READING PASSAGE:
WebSource — web search via Tavily, page fetching with attention-based content extraction, and recursive delegation. BufferingFetchPage wraps fetch results — full content goes to the agent for reasoning, while a parallel buffer stores content for post-research reranking. Content extraction uses an ephemeral fork to attend over the fetched page and extract summary + links via grammar-constrained generation, then prunes the fork — zero net KV cost per extraction.
Sources are composable. A pipeline can use one source, both, or custom implementations:
import {
CorpusSource,
WebSource,
TavilyProvider,
} from "@lloyal-labs/rig";
import { loadResources, chunkResources } from "@lloyal-labs/rig/node";
const sources = [];
if (corpusDir) {
const resources = loadResources(corpusDir);
const chunks = chunkResources(resources);
sources.push(new CorpusSource(resources, chunks));
}
if (process.env.TAVILY_API_KEY) {
sources.push(new WebSource(new TavilyProvider()));
}When multiple sources are used, they run sequentially — each source gets the full KV budget. After source N completes, its inner branches are pruned and KV is freed for source N+1.
Cross-encoder reranker — four scoring roles
The reranker (a small cross-encoder GGUF — Qwen3-Reranker-0.6B is the recommended default) drives an EntailmentScorer with four distinct methods:
scoreEntailmentBatch— texts vs. the original query. Boundary entailment for retrieved content.scoreRelevanceBatch— dual-scoremin(toolQueryScore, originalQueryScore). Used in exploit mode when KV pressure tightens focus.scoreSimilarityBatch— texts vs. an arbitrary reference. Powers echo detection at delegation boundaries (the agent's own task as reference).shouldProceed— floor gate. Default_entailmentFloor = 0.25.

SET EXERCISE A: Output the lines of the records exactly, starting with the line that contains "name-cell: ПЛАСТИК bbox=[587, 535, 702, 563]" and going on through the line that contains "left-col-fmt bbox=[131, 54, 133, 1376]".
The records below the text are unrelated to it.

INPUT MATERIAL:
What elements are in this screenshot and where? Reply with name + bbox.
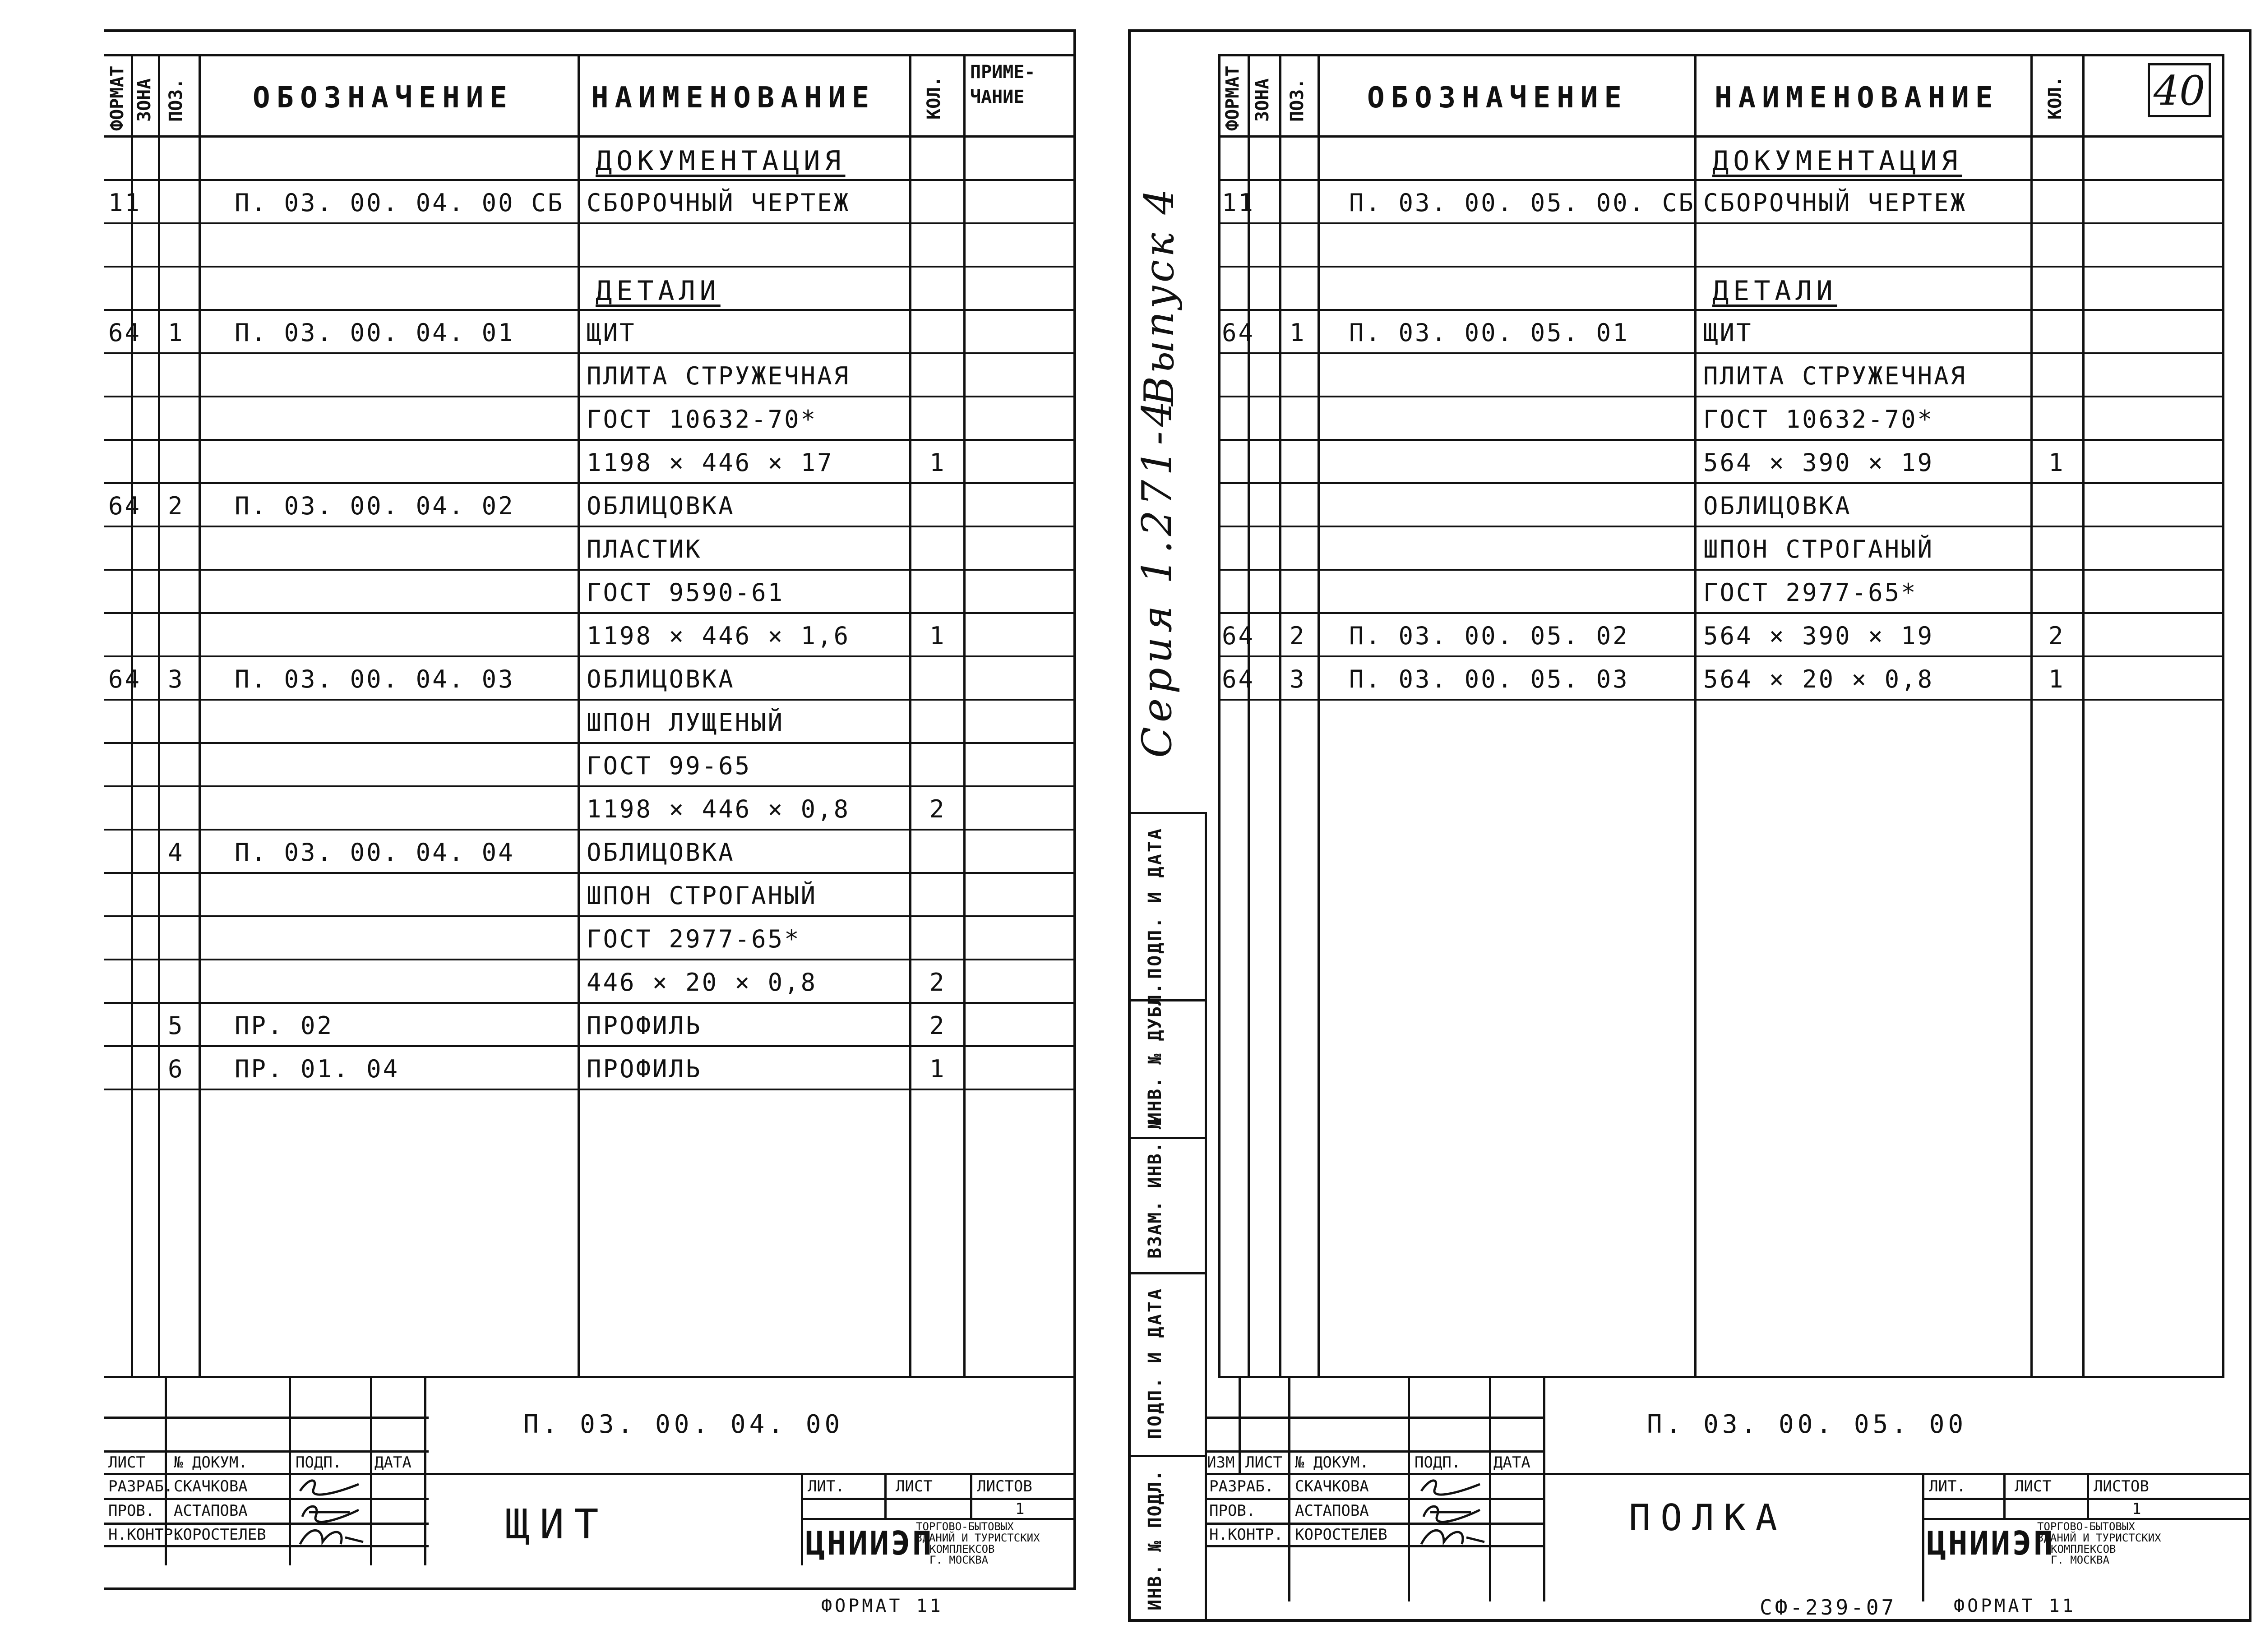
name-cell: ПЛАСТИК bbox=[587, 535, 702, 563]
right-tb-col-4 bbox=[1543, 1376, 1545, 1601]
name-cell: ОБЛИЦОВКА bbox=[1703, 492, 1852, 520]
row-rule bbox=[1218, 482, 2224, 484]
right-tb-rule-3 bbox=[1205, 1473, 2251, 1475]
right-tb-col-lit bbox=[1922, 1473, 1924, 1601]
right-side-sign-date-top: ПОДП. И ДАТА bbox=[1145, 827, 1165, 979]
designation-cell: П. 03. 00. 05. 02 bbox=[1349, 622, 1629, 650]
right-side-vzam-inv: ВЗАМ. ИНВ. № bbox=[1145, 1117, 1165, 1259]
row-rule bbox=[1218, 179, 2224, 181]
name-cell: ПЛИТА СТРУЖЕЧНАЯ bbox=[587, 362, 851, 390]
left-tb-rule-5 bbox=[104, 1523, 429, 1525]
designation-cell: ПР. 01. 04 bbox=[235, 1055, 400, 1083]
designation-cell: П. 03. 00. 04. 02 bbox=[235, 492, 515, 520]
position-cell: 1 bbox=[1290, 318, 1306, 347]
name-cell: 564 × 390 × 19 bbox=[1703, 622, 1934, 650]
row-rule bbox=[1218, 439, 2224, 441]
name-cell: ЩИТ bbox=[587, 318, 636, 347]
row-rule bbox=[104, 569, 1076, 571]
left-org-line-1: ТОРГОВО-БЫТОВЫХ bbox=[916, 1520, 1014, 1533]
left-tb-r2-name: АСТАПОВА bbox=[174, 1502, 248, 1520]
row-rule bbox=[1218, 222, 2224, 224]
row-rule bbox=[104, 959, 1076, 960]
left-tb-rule-4 bbox=[104, 1498, 429, 1500]
right-side-inv-orig: ИНВ. № ПОДЛ. bbox=[1145, 1469, 1165, 1610]
name-cell: 564 × 390 × 19 bbox=[1703, 448, 1934, 477]
left-tb-r2-role: ПРОВ. bbox=[108, 1502, 155, 1520]
right-tb-r3-role: Н.КОНТР. bbox=[1209, 1526, 1283, 1544]
left-org-line-2: ЗДАНИЙ И ТУРИСТСКИХ bbox=[916, 1532, 1040, 1544]
left-hdr-format: ФОРМАТ bbox=[107, 65, 128, 131]
right-tb-h-date: ДАТА bbox=[1493, 1454, 1530, 1472]
right-signature-3 bbox=[1417, 1524, 1489, 1549]
right-hdr-name: НАИМЕНОВАНИЕ bbox=[1715, 81, 1999, 115]
row-rule bbox=[104, 179, 1076, 181]
left-col-fmt bbox=[131, 54, 133, 1376]
name-cell: ГОСТ 2977-65* bbox=[587, 925, 801, 953]
right-col-end bbox=[2222, 54, 2224, 1376]
left-hdr-qty: КОЛ. bbox=[924, 76, 944, 120]
issue-label: Выпуск 4 bbox=[1136, 186, 1183, 406]
name-cell: ОБЛИЦОВКА bbox=[587, 838, 735, 867]
right-org-line-1: ТОРГОВО-БЫТОВЫХ bbox=[2037, 1520, 2135, 1533]
right-side-strip-top bbox=[1128, 812, 1205, 814]
series-label: Серия 1.271-4 bbox=[1133, 396, 1181, 758]
left-tb-doc-code: П. 03. 00. 04. 00 bbox=[523, 1410, 844, 1439]
left-tb-r1-name: СКАЧКОВА bbox=[174, 1477, 248, 1495]
designation-cell: ПР. 02 bbox=[235, 1011, 334, 1040]
right-side-inv-dup: ИНВ. № ДУБЛ. bbox=[1145, 982, 1165, 1123]
format-cell: 64 bbox=[1222, 665, 1255, 693]
right-tb-sheets-val: 1 bbox=[2132, 1500, 2141, 1518]
name-cell: СБОРОЧНЫЙ ЧЕРТЕЖ bbox=[587, 189, 851, 217]
left-hdr-pos: ПОЗ. bbox=[166, 78, 186, 122]
format-cell: 64 bbox=[108, 665, 142, 693]
left-tb-col-sheet bbox=[884, 1473, 887, 1518]
row-rule bbox=[104, 612, 1076, 614]
designation-cell: П. 03. 00. 05. 00. СБ bbox=[1349, 189, 1695, 217]
right-header-bottom-rule bbox=[1218, 135, 2224, 138]
right-tb-h-list: ЛИСТ bbox=[1245, 1454, 1282, 1472]
quantity-cell: 1 bbox=[929, 622, 946, 650]
left-tb-h-date: ДАТА bbox=[374, 1454, 411, 1472]
right-org-line-4: Г. МОСКВА bbox=[2051, 1554, 2110, 1566]
format-cell: 64 bbox=[108, 492, 142, 520]
left-tb-col-sheets bbox=[970, 1473, 972, 1518]
row-rule bbox=[104, 872, 1076, 874]
row-rule bbox=[104, 439, 1076, 441]
position-cell: 6 bbox=[168, 1055, 185, 1083]
right-tb-col-sheet bbox=[2003, 1473, 2006, 1518]
section-heading: ДЕТАЛИ bbox=[1712, 275, 1837, 307]
left-tb-col-2 bbox=[289, 1376, 291, 1565]
left-tb-r3-name: КОРОСТЕЛЕВ bbox=[174, 1526, 266, 1544]
name-cell: ГОСТ 2977-65* bbox=[1703, 578, 1918, 607]
right-tb-r2-name: АСТАПОВА bbox=[1295, 1502, 1369, 1520]
row-rule bbox=[104, 829, 1076, 831]
right-side-strip-rule-1 bbox=[1128, 999, 1205, 1001]
left-hdr-zone: ЗОНА bbox=[134, 78, 155, 122]
position-cell: 3 bbox=[168, 665, 185, 693]
right-org-line-3: КОМПЛЕКСОВ bbox=[2051, 1543, 2116, 1555]
left-signature-3 bbox=[296, 1524, 368, 1549]
left-tb-h-list: ЛИСТ bbox=[108, 1454, 145, 1472]
right-org-line-2: ЗДАНИЙ И ТУРИСТСКИХ bbox=[2037, 1532, 2161, 1544]
right-side-sign-date-bottom: ПОДП. И ДАТА bbox=[1145, 1287, 1165, 1439]
row-rule bbox=[104, 309, 1076, 311]
right-tb-rule-2 bbox=[1205, 1450, 1543, 1453]
right-col-fmt bbox=[1218, 54, 1220, 1376]
row-rule bbox=[104, 1045, 1076, 1047]
section-heading: ДОКУМЕНТАЦИЯ bbox=[1712, 145, 1962, 177]
row-rule bbox=[1218, 526, 2224, 527]
right-tb-r1-role: РАЗРАБ. bbox=[1209, 1477, 1274, 1495]
name-cell: 1198 × 446 × 0,8 bbox=[587, 795, 851, 823]
left-tb-sheets: ЛИСТОВ bbox=[977, 1477, 1032, 1495]
row-rule bbox=[104, 396, 1076, 397]
name-cell: ОБЛИЦОВКА bbox=[587, 665, 735, 693]
designation-cell: П. 03. 00. 05. 01 bbox=[1349, 318, 1629, 347]
position-cell: 1 bbox=[168, 318, 185, 347]
row-rule bbox=[104, 785, 1076, 787]
left-col-des bbox=[578, 54, 580, 1376]
left-tb-rule-3 bbox=[104, 1473, 1076, 1475]
row-rule bbox=[104, 526, 1076, 527]
left-hdr-note-1: ПРИМЕ- bbox=[970, 62, 1036, 83]
right-tb-rule-1 bbox=[1205, 1417, 1543, 1419]
right-col-zone bbox=[1248, 54, 1250, 1376]
row-rule bbox=[104, 699, 1076, 701]
right-tb-col-3 bbox=[1489, 1376, 1491, 1601]
row-rule bbox=[1218, 309, 2224, 311]
right-side-strip-rule bbox=[1205, 812, 1207, 1622]
right-col-qty bbox=[2030, 54, 2033, 1376]
right-col-des bbox=[1318, 54, 1320, 1376]
right-tb-rule-6 bbox=[1205, 1545, 1543, 1547]
designation-cell: П. 03. 00. 04. 03 bbox=[235, 665, 515, 693]
right-tb-col-1 bbox=[1288, 1376, 1290, 1601]
designation-cell: П. 03. 00. 04. 00 СБ bbox=[235, 189, 564, 217]
right-tb-format: ФОРМАТ 11 bbox=[1954, 1596, 2076, 1616]
row-rule bbox=[104, 352, 1076, 354]
right-tb-col-izm bbox=[1239, 1376, 1241, 1473]
left-header-bottom-rule bbox=[104, 135, 1076, 138]
left-org-line-4: Г. МОСКВА bbox=[929, 1554, 989, 1566]
right-tb-r1-name: СКАЧКОВА bbox=[1295, 1477, 1369, 1495]
left-tb-lit-rule bbox=[801, 1498, 1076, 1500]
name-cell: 1198 × 446 × 17 bbox=[587, 448, 834, 477]
row-rule bbox=[1218, 569, 2224, 571]
right-side-strip-rule-2 bbox=[1128, 1137, 1205, 1139]
right-tb-rule-4 bbox=[1205, 1498, 1543, 1500]
quantity-cell: 2 bbox=[2048, 622, 2065, 650]
name-cell: ШПОН СТРОГАНЫЙ bbox=[1703, 535, 1934, 563]
left-tb-r1-role: РАЗРАБ. bbox=[108, 1477, 173, 1495]
left-signature-1 bbox=[296, 1475, 363, 1498]
row-rule bbox=[1218, 612, 2224, 614]
left-tb-sheets-val: 1 bbox=[1015, 1500, 1025, 1518]
name-cell: 564 × 20 × 0,8 bbox=[1703, 665, 1934, 693]
right-tb-sheet: ЛИСТ bbox=[2015, 1477, 2052, 1495]
left-tb-rule-2 bbox=[104, 1450, 429, 1453]
left-hdr-name: НАИМЕНОВАНИЕ bbox=[591, 81, 876, 115]
name-cell: ШПОН ЛУЩЕНЫЙ bbox=[587, 708, 785, 737]
name-cell: ОБЛИЦОВКА bbox=[587, 492, 735, 520]
right-header-top-rule bbox=[1218, 54, 2224, 56]
name-cell: 1198 × 446 × 1,6 bbox=[587, 622, 851, 650]
name-cell: ШПОН СТРОГАНЫЙ bbox=[587, 881, 818, 910]
left-tb-lit: ЛИТ. bbox=[808, 1477, 845, 1495]
left-tb-r3-role: Н.КОНТР. bbox=[108, 1526, 182, 1544]
row-rule bbox=[104, 655, 1076, 657]
left-hdr-designation: ОБОЗНАЧЕНИЕ bbox=[253, 81, 513, 115]
row-rule bbox=[104, 266, 1076, 268]
name-cell: ПЛИТА СТРУЖЕЧНАЯ bbox=[1703, 362, 1967, 390]
designation-cell: П. 03. 00. 04. 01 bbox=[235, 318, 515, 347]
name-cell: ЩИТ bbox=[1703, 318, 1753, 347]
position-cell: 3 bbox=[1290, 665, 1306, 693]
left-header-top-rule bbox=[104, 54, 1076, 56]
right-signature-2 bbox=[1417, 1499, 1484, 1523]
right-org-logo: ЦНИИЭП bbox=[1927, 1524, 2055, 1562]
left-col-name bbox=[909, 54, 911, 1376]
right-tb-r2-role: ПРОВ. bbox=[1209, 1502, 1256, 1520]
left-org-line-3: КОМПЛЕКСОВ bbox=[929, 1543, 995, 1555]
right-hdr-designation: ОБОЗНАЧЕНИЕ bbox=[1367, 81, 1628, 115]
quantity-cell: 1 bbox=[2048, 665, 2065, 693]
left-tb-col-4 bbox=[424, 1376, 426, 1565]
page-number: 40 bbox=[2148, 63, 2211, 117]
row-rule bbox=[104, 742, 1076, 744]
left-col-pos bbox=[199, 54, 201, 1376]
left-tb-sheet: ЛИСТ bbox=[896, 1477, 933, 1495]
right-tb-h-izm: ИЗМ bbox=[1207, 1454, 1235, 1472]
left-tb-h-sign: ПОДП. bbox=[296, 1454, 342, 1472]
format-cell: 11 bbox=[108, 189, 142, 217]
right-hdr-format: ФОРМАТ bbox=[1222, 65, 1243, 131]
left-tb-h-docnum: № ДОКУМ. bbox=[174, 1454, 248, 1472]
designation-cell: П. 03. 00. 04. 04 bbox=[235, 838, 515, 867]
format-cell: 11 bbox=[1222, 189, 1255, 217]
name-cell: ГОСТ 9590-61 bbox=[587, 578, 785, 607]
right-hdr-pos: ПОЗ. bbox=[1287, 78, 1308, 122]
left-tb-rule-1 bbox=[104, 1417, 429, 1419]
left-table-bottom-rule bbox=[104, 1376, 1076, 1378]
position-cell: 5 bbox=[168, 1011, 185, 1040]
left-tb-rule-6 bbox=[104, 1545, 429, 1547]
right-side-strip-rule-4 bbox=[1128, 1455, 1205, 1457]
right-tb-lit: ЛИТ. bbox=[1929, 1477, 1966, 1495]
right-tb-col-sheets bbox=[2087, 1473, 2089, 1518]
right-col-note bbox=[2082, 54, 2085, 1376]
left-tb-title: ЩИТ bbox=[505, 1501, 609, 1548]
right-signature-1 bbox=[1417, 1475, 1484, 1498]
right-tb-stamp: СФ-239-07 bbox=[1760, 1595, 1897, 1620]
name-cell: СБОРОЧНЫЙ ЧЕРТЕЖ bbox=[1703, 189, 1967, 217]
left-col-qty bbox=[963, 54, 966, 1376]
left-tb-col-3 bbox=[370, 1376, 372, 1565]
row-rule bbox=[1218, 699, 2224, 701]
format-cell: 64 bbox=[1222, 318, 1255, 347]
right-side-strip-rule-3 bbox=[1128, 1272, 1205, 1274]
row-rule bbox=[1218, 266, 2224, 268]
format-cell: 64 bbox=[108, 318, 142, 347]
quantity-cell: 1 bbox=[2048, 448, 2065, 477]
section-heading: ДОКУМЕНТАЦИЯ bbox=[596, 145, 846, 177]
row-rule bbox=[104, 482, 1076, 484]
row-rule bbox=[1218, 396, 2224, 397]
right-tb-sheets: ЛИСТОВ bbox=[2094, 1477, 2149, 1495]
format-cell: 64 bbox=[1222, 622, 1255, 650]
left-signature-2 bbox=[296, 1499, 363, 1523]
left-tb-format: ФОРМАТ 11 bbox=[821, 1596, 943, 1616]
quantity-cell: 2 bbox=[929, 795, 946, 823]
right-tb-rule-5 bbox=[1205, 1523, 1543, 1525]
position-cell: 2 bbox=[1290, 622, 1306, 650]
name-cell: 446 × 20 × 0,8 bbox=[587, 968, 818, 997]
name-cell: ГОСТ 10632-70* bbox=[587, 405, 818, 434]
name-cell: ГОСТ 99-65 bbox=[587, 752, 752, 780]
name-cell: ГОСТ 10632-70* bbox=[1703, 405, 1934, 434]
right-hdr-zone: ЗОНА bbox=[1252, 78, 1273, 122]
right-tb-title: ПОЛКА bbox=[1629, 1497, 1787, 1539]
name-cell: ПРОФИЛЬ bbox=[587, 1011, 702, 1040]
right-table-bottom-rule bbox=[1218, 1376, 2224, 1378]
right-tb-h-docnum: № ДОКУМ. bbox=[1295, 1454, 1369, 1472]
designation-cell: П. 03. 00. 05. 03 bbox=[1349, 665, 1629, 693]
quantity-cell: 2 bbox=[929, 1011, 946, 1040]
position-cell: 4 bbox=[168, 838, 185, 867]
right-col-pos bbox=[1279, 54, 1281, 1376]
row-rule bbox=[104, 1089, 1076, 1090]
row-rule bbox=[1218, 352, 2224, 354]
right-tb-r3-name: КОРОСТЕЛЕВ bbox=[1295, 1526, 1387, 1544]
right-tb-h-sign: ПОДП. bbox=[1415, 1454, 1461, 1472]
quantity-cell: 1 bbox=[929, 1055, 946, 1083]
right-col-name bbox=[1694, 54, 1697, 1376]
row-rule bbox=[104, 915, 1076, 917]
name-cell: ПРОФИЛЬ bbox=[587, 1055, 702, 1083]
section-heading: ДЕТАЛИ bbox=[596, 275, 721, 307]
left-hdr-note-2: ЧАНИЕ bbox=[970, 87, 1025, 107]
right-hdr-qty: КОЛ. bbox=[2045, 76, 2066, 120]
quantity-cell: 1 bbox=[929, 448, 946, 477]
row-rule bbox=[1218, 655, 2224, 657]
right-tb-doc-code: П. 03. 00. 05. 00 bbox=[1647, 1410, 1967, 1439]
row-rule bbox=[104, 1002, 1076, 1004]
row-rule bbox=[104, 222, 1076, 224]
left-org-logo: ЦНИИЭП bbox=[805, 1524, 934, 1562]
left-col-zone bbox=[158, 54, 160, 1376]
position-cell: 2 bbox=[168, 492, 185, 520]
quantity-cell: 2 bbox=[929, 968, 946, 997]
right-tb-col-2 bbox=[1408, 1376, 1410, 1601]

SET EXERCISE B: Return the passage of the text on the research sources and reranker exactly, starting with "Cross-encoder reranker —" and going on through "Default_entailmentFloor = 0.25.".

CORRECT RESULT A:
name-cell: ПЛАСТИК bbox=[587, 535, 702, 563]
right-tb-col-4 bbox=[1543, 1376, 1545, 1601]
name-cell: ОБЛИЦОВКА bbox=[1703, 492, 1852, 520]
row-rule bbox=[1218, 482, 2224, 484]
right-tb-rule-3 bbox=[1205, 1473, 2251, 1475]
right-tb-col-lit bbox=[1922, 1473, 1924, 1601]
right-side-sign-date-top: ПОДП. И ДАТА bbox=[1145, 827, 1165, 979]
designation-cell: П. 03. 00. 05. 02 bbox=[1349, 622, 1629, 650]
right-side-vzam-inv: ВЗАМ. ИНВ. № bbox=[1145, 1117, 1165, 1259]
row-rule bbox=[1218, 179, 2224, 181]
name-cell: ПЛИТА СТРУЖЕЧНАЯ bbox=[587, 362, 851, 390]
left-tb-rule-5 bbox=[104, 1523, 429, 1525]
designation-cell: ПР. 01. 04 bbox=[235, 1055, 400, 1083]
designation-cell: П. 03. 00. 04. 02 bbox=[235, 492, 515, 520]
position-cell: 1 bbox=[1290, 318, 1306, 347]
name-cell: 564 × 390 × 19 bbox=[1703, 622, 1934, 650]
row-rule bbox=[1218, 439, 2224, 441]
name-cell: ЩИТ bbox=[587, 318, 636, 347]
row-rule bbox=[104, 569, 1076, 571]
left-org-line-1: ТОРГОВО-БЫТОВЫХ bbox=[916, 1520, 1014, 1533]
left-tb-r2-name: АСТАПОВА bbox=[174, 1502, 248, 1520]
row-rule bbox=[1218, 222, 2224, 224]
row-rule bbox=[104, 959, 1076, 960]
left-tb-rule-4 bbox=[104, 1498, 429, 1500]
right-side-inv-orig: ИНВ. № ПОДЛ. bbox=[1145, 1469, 1165, 1610]
name-cell: 564 × 390 × 19 bbox=[1703, 448, 1934, 477]
left-tb-r2-role: ПРОВ. bbox=[108, 1502, 155, 1520]
right-tb-r3-role: Н.КОНТР. bbox=[1209, 1526, 1283, 1544]
left-org-line-2: ЗДАНИЙ И ТУРИСТСКИХ bbox=[916, 1532, 1040, 1544]
left-hdr-format: ФОРМАТ bbox=[107, 65, 128, 131]
right-tb-h-date: ДАТА bbox=[1493, 1454, 1530, 1472]
right-signature-3 bbox=[1417, 1524, 1489, 1549]
right-hdr-name: НАИМЕНОВАНИЕ bbox=[1715, 81, 1999, 115]
row-rule bbox=[104, 179, 1076, 181]
left-col-fmt bbox=[131, 54, 133, 1376]

CORRECT RESULT B:
Cross-encoder reranker — four scoring roles
The reranker (a small cross-encoder GGUF — Qwen3-Reranker-0.6B is the recommended default) drives an EntailmentScorer with four distinct methods:
scoreEntailmentBatch— texts vs. the original query. Boundary entailment for retrieved content.scoreRelevanceBatch— dual-scoremin(toolQueryScore, originalQueryScore). Used in exploit mode when KV pressure tightens focus.scoreSimilarityBatch— texts vs. an arbitrary reference. Powers echo detection at delegation boundaries (the agent's own task as reference).shouldProceed— floor gate. Default_entailmentFloor = 0.25.